**THE REQUEST**. Skip the pictures and repeat each line of the data exactly.

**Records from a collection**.
**********

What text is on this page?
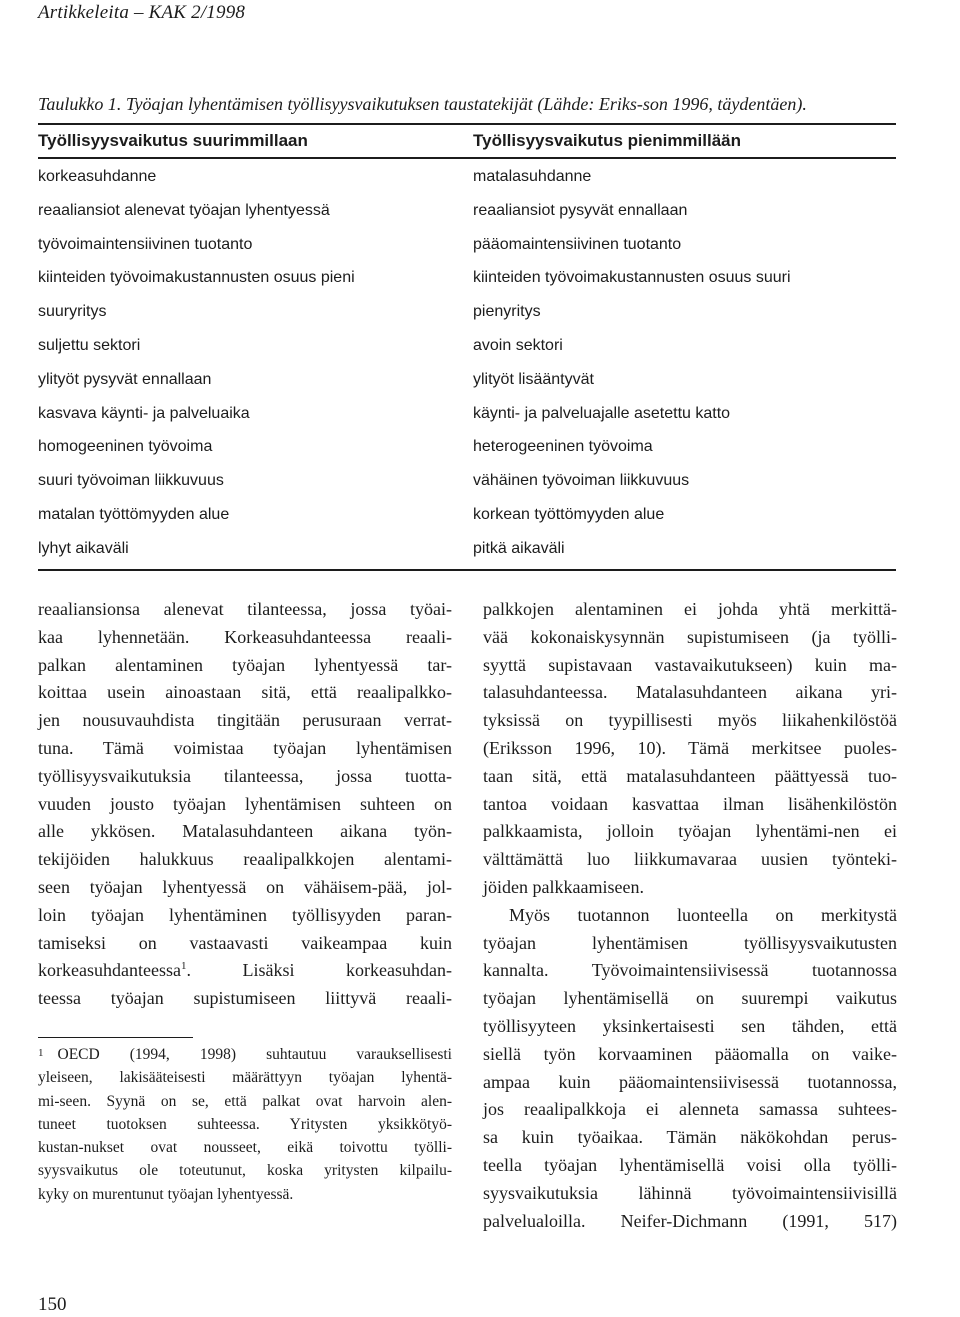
Artikkeleita – KAK 2/1998
Taulukko 1. Työajan lyhentämisen työllisyysvaikutuksen taustatekijät (Lähde: Eriks-son 1996, täydentäen).
Työllisyysvaikutus suurimmillaan	Työllisyysvaikutus pienimmillään
korkeasuhdanne	matalasuhdanne
reaaliansiot alenevat työajan lyhentyessä	reaaliansiot pysyvät ennallaan
työvoimaintensiivinen tuotanto	pääomaintensiivinen tuotanto
kiinteiden työvoimakustannusten osuus pieni	kiinteiden työvoimakustannusten osuus suuri
suuryritys	pienyritys
suljettu sektori	avoin sektori
ylityöt pysyvät ennallaan	ylityöt lisääntyvät
kasvava käynti- ja palveluaika	käynti- ja palveluajalle asetettu katto
homogeeninen työvoima	heterogeeninen työvoima
suuri työvoiman liikkuvuus	vähäinen työvoiman liikkuvuus
matalan työttömyyden alue	korkean työttömyyden alue
lyhyt aikaväli	pitkä aikaväli

reaaliansionsa alenevat tilanteessa, jossa työai-
kaa lyhennetään. Korkeasuhdanteessa reaali-
palkan alentaminen työajan lyhentyessä tar-
koittaa usein ainoastaan sitä, että reaalipalkko-
jen nousuvauhdista tingitään perusuraan verrat-
tuna. Tämä voimistaa työajan lyhentämisen
työllisyysvaikutuksia tilanteessa, jossa tuotta-
vuuden jousto työajan lyhentämisen suhteen on
alle ykkösen. Matalasuhdanteen aikana työn-
tekijöiden halukkuus reaalipalkkojen alentami-
seen työajan lyhentyessä on vähäisem-pää, jol-
loin työajan lyhentäminen työllisyyden paran-
tamiseksi on vastaavasti vaikeampaa kuin
korkeasuhdanteessa$^1$. Lisäksi korkeasuhdan-
teessa työajan supistumiseen liittyvä reaali-

palkkojen alentaminen ei johda yhtä merkittä-
vää kokonaiskysynnän supistumiseen (ja työlli-
syyttä supistavaan vastavaikutukseen) kuin ma-
talasuhdanteessa. Matalasuhdanteen aikana yri-
tyksissä on tyypillisesti myös liikahenkilöstöä
(Eriksson 1996, 10). Tämä merkitsee puoles-
taan sitä, että matalasuhdanteen päättyessä tuo-
tantoa voidaan kasvattaa ilman lisähenkilöstön
palkkaamista, jolloin työajan lyhentämi-nen ei
välttämättä luo liikkumavaraa uusien työnteki-
jöiden palkkaamiseen.

Myös tuotannon luonteella on merkitystä
työajan lyhentämisen työllisyysvaikutusten
kannalta. Työvoimaintensiivisessä tuotannossa
työajan lyhentämisellä on suurempi vaikutus
työllisyyteen yksinkertaisesti sen tähden, että
siellä työn korvaaminen pääomalla on vaike-
ampaa kuin pääomaintensiivisessä tuotannossa,
jos reaalipalkkoja ei alenneta samassa suhtees-
sa kuin työaikaa. Tämän näkökohdan perus-
teella työajan lyhentämisellä voisi olla työlli-
syysvaikutuksia lähinnä työvoimaintensiivisillä
palvelualoilla. Neifer-Dichmann (1991, 517)

$^1$ OECD (1994, 1998) suhtautuu varauksellisesti
yleiseen, lakisääteisesti määrättyyn työajan lyhentä-
mi-seen. Syynä on se, että palkat ovat harvoin alen-
tuneet tuotoksen suhteessa. Yritysten yksikkötyö-
kustan-nukset ovat nousseet, eikä toivottu työlli-
syysvaikutus ole toteutunut, koska yritysten kilpailu-
kyky on murentunut työajan lyhentyessä.

150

**********

**EXPECTED ANSWER**.
What text is on this page?
Artikkeleita – KAK 2/1998
Taulukko 1. Työajan lyhentämisen työllisyysvaikutuksen taustatekijät (Lähde: Eriks-son 1996, täydentäen).
Työllisyysvaikutus suurimmillaan	Työllisyysvaikutus pienimmillään
korkeasuhdanne	matalasuhdanne
reaaliansiot alenevat työajan lyhentyessä	reaaliansiot pysyvät ennallaan
työvoimaintensiivinen tuotanto	pääomaintensiivinen tuotanto
kiinteiden työvoimakustannusten osuus pieni	kiinteiden työvoimakustannusten osuus suuri
suuryritys	pienyritys
suljettu sektori	avoin sektori
ylityöt pysyvät ennallaan	ylityöt lisääntyvät
kasvava käynti- ja palveluaika	käynti- ja palveluajalle asetettu katto
homogeeninen työvoima	heterogeeninen työvoima
suuri työvoiman liikkuvuus	vähäinen työvoiman liikkuvuus
matalan työttömyyden alue	korkean työttömyyden alue
lyhyt aikaväli	pitkä aikaväli

reaaliansionsa alenevat tilanteessa, jossa työai-
kaa lyhennetään. Korkeasuhdanteessa reaali-
palkan alentaminen työajan lyhentyessä tar-
koittaa usein ainoastaan sitä, että reaalipalkko-
jen nousuvauhdista tingitään perusuraan verrat-
tuna. Tämä voimistaa työajan lyhentämisen
työllisyysvaikutuksia tilanteessa, jossa tuotta-
vuuden jousto työajan lyhentämisen suhteen on
alle ykkösen. Matalasuhdanteen aikana työn-
tekijöiden halukkuus reaalipalkkojen alentami-
seen työajan lyhentyessä on vähäisem-pää, jol-
loin työajan lyhentäminen työllisyyden paran-
tamiseksi on vastaavasti vaikeampaa kuin
korkeasuhdanteessa$^1$. Lisäksi korkeasuhdan-
teessa työajan supistumiseen liittyvä reaali-

palkkojen alentaminen ei johda yhtä merkittä-
vää kokonaiskysynnän supistumiseen (ja työlli-
syyttä supistavaan vastavaikutukseen) kuin ma-
talasuhdanteessa. Matalasuhdanteen aikana yri-
tyksissä on tyypillisesti myös liikahenkilöstöä
(Eriksson 1996, 10). Tämä merkitsee puoles-
taan sitä, että matalasuhdanteen päättyessä tuo-
tantoa voidaan kasvattaa ilman lisähenkilöstön
palkkaamista, jolloin työajan lyhentämi-nen ei
välttämättä luo liikkumavaraa uusien työnteki-
jöiden palkkaamiseen.

Myös tuotannon luonteella on merkitystä
työajan lyhentämisen työllisyysvaikutusten
kannalta. Työvoimaintensiivisessä tuotannossa
työajan lyhentämisellä on suurempi vaikutus
työllisyyteen yksinkertaisesti sen tähden, että
siellä työn korvaaminen pääomalla on vaike-
ampaa kuin pääomaintensiivisessä tuotannossa,
jos reaalipalkkoja ei alenneta samassa suhtees-
sa kuin työaikaa. Tämän näkökohdan perus-
teella työajan lyhentämisellä voisi olla työlli-
syysvaikutuksia lähinnä työvoimaintensiivisillä
palvelualoilla. Neifer-Dichmann (1991, 517)

$^1$ OECD (1994, 1998) suhtautuu varauksellisesti
yleiseen, lakisääteisesti määrättyyn työajan lyhentä-
mi-seen. Syynä on se, että palkat ovat harvoin alen-
tuneet tuotoksen suhteessa. Yritysten yksikkötyö-
kustan-nukset ovat nousseet, eikä toivottu työlli-
syysvaikutus ole toteutunut, koska yritysten kilpailu-
kyky on murentunut työajan lyhentyessä.

150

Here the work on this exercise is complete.